(Excerpts from a figure dataset)

⟨

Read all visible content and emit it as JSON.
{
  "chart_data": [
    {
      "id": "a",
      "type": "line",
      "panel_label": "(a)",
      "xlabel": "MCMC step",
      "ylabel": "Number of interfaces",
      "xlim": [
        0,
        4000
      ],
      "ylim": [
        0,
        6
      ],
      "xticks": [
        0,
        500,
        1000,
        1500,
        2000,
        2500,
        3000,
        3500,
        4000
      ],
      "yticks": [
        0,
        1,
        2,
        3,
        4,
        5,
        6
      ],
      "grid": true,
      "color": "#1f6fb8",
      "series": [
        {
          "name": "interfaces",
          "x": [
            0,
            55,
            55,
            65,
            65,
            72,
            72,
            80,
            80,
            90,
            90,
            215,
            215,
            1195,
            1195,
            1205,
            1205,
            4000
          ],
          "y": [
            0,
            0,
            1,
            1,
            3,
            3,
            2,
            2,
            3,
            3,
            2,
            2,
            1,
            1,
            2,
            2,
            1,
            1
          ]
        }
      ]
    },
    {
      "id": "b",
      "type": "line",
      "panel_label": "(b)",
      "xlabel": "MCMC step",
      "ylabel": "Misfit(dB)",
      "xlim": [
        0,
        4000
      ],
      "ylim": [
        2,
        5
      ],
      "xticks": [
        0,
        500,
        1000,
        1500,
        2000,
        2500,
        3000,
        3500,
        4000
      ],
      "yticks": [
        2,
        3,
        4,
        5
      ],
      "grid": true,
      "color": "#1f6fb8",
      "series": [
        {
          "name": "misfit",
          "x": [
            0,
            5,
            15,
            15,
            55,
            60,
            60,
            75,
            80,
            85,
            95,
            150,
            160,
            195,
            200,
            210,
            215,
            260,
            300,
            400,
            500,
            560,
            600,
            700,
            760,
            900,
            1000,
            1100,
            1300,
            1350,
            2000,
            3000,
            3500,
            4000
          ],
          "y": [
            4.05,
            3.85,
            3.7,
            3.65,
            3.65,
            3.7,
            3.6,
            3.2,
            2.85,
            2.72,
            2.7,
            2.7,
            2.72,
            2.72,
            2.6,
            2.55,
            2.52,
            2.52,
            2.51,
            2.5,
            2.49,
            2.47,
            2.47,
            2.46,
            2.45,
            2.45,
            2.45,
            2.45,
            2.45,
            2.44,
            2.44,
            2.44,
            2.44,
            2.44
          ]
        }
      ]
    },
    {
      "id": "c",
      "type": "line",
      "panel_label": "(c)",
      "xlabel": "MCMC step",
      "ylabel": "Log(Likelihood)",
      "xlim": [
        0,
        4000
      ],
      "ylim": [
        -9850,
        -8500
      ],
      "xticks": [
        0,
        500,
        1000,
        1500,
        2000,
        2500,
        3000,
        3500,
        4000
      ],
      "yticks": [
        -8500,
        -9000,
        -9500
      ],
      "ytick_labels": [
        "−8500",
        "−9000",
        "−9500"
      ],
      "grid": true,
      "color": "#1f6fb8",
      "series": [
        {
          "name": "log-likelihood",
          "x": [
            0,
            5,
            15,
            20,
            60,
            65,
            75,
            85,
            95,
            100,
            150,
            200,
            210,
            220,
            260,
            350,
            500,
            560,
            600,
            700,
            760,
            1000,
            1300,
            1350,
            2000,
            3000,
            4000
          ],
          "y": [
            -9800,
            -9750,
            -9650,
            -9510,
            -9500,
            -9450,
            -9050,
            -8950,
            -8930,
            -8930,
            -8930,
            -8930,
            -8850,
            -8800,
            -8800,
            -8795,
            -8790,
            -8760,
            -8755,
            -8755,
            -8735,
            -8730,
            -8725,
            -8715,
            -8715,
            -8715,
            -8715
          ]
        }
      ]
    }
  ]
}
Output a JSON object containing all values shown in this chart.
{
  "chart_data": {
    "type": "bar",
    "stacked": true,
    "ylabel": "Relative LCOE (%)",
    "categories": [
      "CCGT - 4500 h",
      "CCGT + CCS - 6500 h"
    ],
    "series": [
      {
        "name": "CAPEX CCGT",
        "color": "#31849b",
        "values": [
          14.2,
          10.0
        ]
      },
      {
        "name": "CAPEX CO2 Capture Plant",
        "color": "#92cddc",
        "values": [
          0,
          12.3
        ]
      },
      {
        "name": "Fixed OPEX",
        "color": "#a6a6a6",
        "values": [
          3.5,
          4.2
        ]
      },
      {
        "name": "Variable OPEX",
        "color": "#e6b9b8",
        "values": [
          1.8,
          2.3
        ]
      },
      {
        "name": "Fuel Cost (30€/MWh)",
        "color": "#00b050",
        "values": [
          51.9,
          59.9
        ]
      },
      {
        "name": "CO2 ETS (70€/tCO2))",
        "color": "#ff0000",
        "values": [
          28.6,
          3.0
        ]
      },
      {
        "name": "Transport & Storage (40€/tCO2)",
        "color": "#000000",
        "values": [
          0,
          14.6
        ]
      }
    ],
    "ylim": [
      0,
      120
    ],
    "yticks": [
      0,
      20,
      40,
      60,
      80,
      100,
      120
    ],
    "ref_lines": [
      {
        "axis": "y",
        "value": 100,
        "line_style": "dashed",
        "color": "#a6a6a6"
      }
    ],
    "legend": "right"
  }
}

⟩

* **Task goal**
Give the number of lines in the listing above that hold the string "name", with nothing else.

* **Exercise answer**
10